[WHAT THE TASK ASKS]
In the records that follow, locate every line with "content" and extract it.

## START LISTED ENTRIES

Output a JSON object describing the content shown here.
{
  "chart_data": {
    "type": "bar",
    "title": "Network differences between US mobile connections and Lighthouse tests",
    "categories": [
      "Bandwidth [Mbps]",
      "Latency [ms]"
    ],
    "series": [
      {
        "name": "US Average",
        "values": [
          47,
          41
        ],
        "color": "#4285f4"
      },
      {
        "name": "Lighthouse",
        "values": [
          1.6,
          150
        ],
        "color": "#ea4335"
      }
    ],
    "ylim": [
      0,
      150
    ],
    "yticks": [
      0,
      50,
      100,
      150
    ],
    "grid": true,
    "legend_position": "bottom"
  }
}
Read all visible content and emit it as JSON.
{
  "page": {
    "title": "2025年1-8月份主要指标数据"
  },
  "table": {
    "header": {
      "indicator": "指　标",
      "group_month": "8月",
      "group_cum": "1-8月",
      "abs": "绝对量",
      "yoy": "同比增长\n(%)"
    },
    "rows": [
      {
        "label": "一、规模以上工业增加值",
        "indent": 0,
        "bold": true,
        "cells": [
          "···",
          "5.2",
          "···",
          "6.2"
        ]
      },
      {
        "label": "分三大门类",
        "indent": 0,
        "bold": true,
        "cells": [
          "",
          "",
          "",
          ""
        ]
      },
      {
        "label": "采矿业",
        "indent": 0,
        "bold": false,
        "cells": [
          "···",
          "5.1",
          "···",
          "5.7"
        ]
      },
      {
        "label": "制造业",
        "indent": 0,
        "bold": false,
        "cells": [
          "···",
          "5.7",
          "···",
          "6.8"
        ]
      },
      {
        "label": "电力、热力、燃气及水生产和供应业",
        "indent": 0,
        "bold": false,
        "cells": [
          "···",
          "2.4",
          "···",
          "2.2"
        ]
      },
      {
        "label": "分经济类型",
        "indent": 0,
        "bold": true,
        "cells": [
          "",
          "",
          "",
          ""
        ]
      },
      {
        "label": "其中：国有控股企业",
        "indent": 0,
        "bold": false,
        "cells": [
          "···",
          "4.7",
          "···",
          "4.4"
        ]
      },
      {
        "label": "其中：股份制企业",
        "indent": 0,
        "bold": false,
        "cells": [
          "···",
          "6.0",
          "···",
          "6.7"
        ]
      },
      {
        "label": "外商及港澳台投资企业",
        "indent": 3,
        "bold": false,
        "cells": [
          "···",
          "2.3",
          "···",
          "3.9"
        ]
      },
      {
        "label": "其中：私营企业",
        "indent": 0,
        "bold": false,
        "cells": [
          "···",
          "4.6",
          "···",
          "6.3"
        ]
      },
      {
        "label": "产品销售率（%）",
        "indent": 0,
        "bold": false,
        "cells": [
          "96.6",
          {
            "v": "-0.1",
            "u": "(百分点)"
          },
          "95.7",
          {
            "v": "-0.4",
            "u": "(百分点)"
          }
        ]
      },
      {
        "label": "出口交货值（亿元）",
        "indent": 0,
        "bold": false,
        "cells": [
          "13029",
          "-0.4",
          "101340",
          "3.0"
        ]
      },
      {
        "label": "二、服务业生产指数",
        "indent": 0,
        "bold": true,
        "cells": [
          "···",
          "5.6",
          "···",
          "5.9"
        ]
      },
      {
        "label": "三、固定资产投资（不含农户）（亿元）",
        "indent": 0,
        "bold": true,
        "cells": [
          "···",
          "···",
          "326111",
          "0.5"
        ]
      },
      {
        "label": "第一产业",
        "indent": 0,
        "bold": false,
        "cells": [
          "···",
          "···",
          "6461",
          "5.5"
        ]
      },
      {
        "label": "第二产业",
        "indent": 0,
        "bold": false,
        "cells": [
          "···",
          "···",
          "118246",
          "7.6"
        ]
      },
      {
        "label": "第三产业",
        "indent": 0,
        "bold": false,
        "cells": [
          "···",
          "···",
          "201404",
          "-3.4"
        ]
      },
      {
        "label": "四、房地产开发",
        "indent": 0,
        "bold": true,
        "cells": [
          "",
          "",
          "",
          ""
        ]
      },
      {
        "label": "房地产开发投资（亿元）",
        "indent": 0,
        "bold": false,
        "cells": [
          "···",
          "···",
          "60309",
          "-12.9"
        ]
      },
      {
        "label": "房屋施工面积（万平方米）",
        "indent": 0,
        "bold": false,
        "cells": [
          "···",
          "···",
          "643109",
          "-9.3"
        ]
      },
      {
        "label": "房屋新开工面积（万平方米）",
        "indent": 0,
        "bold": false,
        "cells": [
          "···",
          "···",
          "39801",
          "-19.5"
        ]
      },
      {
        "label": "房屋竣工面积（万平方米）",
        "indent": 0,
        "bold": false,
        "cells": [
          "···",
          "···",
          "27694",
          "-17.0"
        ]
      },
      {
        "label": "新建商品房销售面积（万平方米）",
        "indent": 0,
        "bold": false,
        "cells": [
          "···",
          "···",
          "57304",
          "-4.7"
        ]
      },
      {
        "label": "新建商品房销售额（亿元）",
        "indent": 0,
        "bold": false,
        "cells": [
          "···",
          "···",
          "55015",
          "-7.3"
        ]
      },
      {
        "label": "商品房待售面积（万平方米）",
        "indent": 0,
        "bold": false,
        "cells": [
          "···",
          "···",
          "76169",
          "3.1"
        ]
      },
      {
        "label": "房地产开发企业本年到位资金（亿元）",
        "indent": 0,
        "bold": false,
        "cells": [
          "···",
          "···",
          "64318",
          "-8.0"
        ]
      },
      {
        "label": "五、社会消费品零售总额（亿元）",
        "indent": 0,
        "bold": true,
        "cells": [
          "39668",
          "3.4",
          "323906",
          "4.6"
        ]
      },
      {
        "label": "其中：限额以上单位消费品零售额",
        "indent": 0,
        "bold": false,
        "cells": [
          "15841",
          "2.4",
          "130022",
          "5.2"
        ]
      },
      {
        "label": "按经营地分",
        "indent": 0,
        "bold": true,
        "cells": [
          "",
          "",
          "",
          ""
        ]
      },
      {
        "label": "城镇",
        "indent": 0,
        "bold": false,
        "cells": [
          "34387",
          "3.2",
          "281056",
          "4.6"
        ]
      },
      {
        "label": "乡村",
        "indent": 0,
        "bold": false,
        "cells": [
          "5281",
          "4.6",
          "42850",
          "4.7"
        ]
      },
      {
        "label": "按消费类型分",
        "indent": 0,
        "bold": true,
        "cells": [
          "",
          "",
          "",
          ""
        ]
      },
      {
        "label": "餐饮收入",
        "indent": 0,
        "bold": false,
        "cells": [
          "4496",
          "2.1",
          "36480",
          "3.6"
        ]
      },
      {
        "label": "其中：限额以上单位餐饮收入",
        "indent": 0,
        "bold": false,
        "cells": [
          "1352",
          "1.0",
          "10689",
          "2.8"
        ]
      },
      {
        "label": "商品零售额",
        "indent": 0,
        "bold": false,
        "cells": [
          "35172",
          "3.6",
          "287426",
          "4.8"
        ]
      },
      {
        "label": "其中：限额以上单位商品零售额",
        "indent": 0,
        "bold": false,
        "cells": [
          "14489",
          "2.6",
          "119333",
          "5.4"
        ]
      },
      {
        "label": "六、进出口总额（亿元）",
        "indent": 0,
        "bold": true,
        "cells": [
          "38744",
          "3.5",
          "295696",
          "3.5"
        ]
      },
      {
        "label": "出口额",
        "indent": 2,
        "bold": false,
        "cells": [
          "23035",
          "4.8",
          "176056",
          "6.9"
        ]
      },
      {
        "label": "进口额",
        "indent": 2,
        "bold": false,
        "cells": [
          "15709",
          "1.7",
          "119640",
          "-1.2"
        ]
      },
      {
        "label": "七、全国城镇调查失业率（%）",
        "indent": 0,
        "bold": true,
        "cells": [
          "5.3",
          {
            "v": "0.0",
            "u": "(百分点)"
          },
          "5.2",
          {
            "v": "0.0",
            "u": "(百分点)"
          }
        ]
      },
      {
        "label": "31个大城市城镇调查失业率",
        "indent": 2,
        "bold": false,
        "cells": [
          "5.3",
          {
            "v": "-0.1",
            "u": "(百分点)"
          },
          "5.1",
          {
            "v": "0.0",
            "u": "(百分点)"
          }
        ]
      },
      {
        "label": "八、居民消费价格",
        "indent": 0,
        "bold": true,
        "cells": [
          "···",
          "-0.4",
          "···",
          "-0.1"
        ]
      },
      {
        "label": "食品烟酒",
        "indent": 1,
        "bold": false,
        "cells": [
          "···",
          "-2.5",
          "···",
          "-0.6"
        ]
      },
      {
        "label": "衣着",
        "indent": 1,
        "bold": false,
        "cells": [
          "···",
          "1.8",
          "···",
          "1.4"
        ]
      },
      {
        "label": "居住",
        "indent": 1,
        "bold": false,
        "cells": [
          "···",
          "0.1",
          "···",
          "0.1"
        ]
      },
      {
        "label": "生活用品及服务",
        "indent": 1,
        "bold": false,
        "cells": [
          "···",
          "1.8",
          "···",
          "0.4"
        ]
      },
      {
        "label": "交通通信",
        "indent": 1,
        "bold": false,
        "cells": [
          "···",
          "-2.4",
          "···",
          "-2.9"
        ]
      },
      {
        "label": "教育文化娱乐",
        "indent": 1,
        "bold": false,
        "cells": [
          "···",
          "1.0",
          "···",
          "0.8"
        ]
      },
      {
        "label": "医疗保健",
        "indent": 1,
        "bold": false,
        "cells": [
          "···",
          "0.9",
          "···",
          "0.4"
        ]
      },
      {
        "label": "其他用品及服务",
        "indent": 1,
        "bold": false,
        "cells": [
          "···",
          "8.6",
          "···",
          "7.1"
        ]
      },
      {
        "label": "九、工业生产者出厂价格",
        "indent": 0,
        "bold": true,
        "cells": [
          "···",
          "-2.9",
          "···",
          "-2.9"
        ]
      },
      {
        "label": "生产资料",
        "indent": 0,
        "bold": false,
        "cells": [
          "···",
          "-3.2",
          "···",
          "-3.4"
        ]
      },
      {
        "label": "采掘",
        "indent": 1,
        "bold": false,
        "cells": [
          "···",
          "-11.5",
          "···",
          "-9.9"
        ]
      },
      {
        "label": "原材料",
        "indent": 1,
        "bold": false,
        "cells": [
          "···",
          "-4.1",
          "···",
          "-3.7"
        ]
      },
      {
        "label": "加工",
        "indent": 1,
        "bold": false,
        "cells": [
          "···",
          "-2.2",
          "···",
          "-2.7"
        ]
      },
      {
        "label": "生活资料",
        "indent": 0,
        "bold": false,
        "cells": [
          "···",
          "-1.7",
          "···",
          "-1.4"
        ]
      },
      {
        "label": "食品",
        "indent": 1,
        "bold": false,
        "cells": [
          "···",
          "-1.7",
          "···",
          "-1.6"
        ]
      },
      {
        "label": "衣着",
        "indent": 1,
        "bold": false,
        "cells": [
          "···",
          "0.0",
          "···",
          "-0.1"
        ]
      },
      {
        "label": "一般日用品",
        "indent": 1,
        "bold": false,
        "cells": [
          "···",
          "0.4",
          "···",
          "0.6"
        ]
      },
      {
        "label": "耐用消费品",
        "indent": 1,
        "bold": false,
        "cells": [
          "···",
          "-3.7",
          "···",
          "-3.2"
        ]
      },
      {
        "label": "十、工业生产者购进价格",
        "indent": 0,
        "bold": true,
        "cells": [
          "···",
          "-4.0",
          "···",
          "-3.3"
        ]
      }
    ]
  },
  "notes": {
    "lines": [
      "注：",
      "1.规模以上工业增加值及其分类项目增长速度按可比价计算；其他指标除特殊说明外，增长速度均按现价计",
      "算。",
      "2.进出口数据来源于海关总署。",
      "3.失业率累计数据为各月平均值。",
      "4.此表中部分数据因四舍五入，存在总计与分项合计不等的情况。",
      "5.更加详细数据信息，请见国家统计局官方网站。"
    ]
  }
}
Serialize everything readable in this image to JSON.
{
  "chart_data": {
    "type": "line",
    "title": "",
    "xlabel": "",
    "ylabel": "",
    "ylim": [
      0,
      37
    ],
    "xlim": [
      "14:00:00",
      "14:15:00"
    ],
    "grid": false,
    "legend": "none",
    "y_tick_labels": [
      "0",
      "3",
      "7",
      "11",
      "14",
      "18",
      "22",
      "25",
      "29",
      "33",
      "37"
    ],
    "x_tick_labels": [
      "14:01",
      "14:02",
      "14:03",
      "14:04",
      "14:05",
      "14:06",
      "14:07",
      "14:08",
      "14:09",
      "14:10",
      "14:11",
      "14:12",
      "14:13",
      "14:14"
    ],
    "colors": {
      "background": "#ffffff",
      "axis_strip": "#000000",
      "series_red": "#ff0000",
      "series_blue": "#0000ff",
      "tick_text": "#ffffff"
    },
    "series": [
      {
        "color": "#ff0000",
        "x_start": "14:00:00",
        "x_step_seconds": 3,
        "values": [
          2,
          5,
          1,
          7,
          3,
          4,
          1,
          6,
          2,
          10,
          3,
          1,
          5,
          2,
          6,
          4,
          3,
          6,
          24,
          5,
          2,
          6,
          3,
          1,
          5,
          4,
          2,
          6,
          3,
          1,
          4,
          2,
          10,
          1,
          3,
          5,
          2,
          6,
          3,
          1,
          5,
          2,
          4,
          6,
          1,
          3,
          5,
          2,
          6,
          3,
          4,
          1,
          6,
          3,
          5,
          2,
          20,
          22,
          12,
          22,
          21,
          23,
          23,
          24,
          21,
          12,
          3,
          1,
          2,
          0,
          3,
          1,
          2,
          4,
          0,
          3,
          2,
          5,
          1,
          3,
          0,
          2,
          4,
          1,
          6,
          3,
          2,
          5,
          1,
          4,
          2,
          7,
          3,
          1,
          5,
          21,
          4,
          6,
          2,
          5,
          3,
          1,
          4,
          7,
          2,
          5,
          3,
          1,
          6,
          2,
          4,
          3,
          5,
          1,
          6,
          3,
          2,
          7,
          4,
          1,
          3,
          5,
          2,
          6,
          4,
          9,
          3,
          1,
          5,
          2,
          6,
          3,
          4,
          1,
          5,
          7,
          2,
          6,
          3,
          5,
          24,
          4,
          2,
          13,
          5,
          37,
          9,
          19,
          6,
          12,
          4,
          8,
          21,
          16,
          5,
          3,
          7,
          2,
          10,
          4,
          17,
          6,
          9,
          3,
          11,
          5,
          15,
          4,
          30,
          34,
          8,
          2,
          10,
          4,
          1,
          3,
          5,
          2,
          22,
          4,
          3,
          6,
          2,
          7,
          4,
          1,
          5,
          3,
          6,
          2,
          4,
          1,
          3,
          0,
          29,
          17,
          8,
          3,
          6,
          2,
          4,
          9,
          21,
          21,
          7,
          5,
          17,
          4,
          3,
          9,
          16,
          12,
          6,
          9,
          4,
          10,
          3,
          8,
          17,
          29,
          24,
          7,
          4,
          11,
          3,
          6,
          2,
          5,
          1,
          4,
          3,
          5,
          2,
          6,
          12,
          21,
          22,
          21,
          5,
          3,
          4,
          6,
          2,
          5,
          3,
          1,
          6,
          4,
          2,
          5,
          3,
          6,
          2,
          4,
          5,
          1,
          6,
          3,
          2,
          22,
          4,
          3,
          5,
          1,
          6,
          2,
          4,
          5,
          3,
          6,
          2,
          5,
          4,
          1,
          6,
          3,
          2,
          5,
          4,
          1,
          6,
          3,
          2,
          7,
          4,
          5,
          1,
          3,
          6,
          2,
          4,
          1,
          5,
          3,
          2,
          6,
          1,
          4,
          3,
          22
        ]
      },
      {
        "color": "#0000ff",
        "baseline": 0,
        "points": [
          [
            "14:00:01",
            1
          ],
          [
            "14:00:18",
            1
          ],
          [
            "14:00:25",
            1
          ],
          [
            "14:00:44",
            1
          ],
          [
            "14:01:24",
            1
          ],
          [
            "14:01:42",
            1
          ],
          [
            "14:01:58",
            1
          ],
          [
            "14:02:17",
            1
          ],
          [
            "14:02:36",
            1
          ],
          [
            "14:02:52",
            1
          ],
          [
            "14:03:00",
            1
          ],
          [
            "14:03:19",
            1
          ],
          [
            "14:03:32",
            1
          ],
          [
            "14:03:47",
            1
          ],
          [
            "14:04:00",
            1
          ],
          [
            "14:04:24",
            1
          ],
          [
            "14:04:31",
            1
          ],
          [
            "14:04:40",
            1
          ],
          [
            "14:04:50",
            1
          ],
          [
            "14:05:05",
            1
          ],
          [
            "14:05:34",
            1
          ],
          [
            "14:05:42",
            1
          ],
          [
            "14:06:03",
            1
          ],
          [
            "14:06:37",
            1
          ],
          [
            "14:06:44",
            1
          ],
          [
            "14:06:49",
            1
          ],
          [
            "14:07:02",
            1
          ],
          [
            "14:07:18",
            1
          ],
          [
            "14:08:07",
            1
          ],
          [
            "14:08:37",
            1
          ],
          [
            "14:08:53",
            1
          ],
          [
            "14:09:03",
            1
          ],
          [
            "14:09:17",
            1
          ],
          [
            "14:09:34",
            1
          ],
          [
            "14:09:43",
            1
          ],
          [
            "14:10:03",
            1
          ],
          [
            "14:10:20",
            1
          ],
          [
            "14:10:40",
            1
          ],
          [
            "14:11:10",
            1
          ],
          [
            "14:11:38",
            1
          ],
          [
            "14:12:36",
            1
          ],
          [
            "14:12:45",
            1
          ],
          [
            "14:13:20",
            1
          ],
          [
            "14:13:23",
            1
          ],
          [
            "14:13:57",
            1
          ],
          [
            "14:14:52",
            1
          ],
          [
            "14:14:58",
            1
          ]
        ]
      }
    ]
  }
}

## END LISTED ENTRIES

[THE RESULT]
Output a JSON object describing the content shown here.
Read all visible content and emit it as JSON.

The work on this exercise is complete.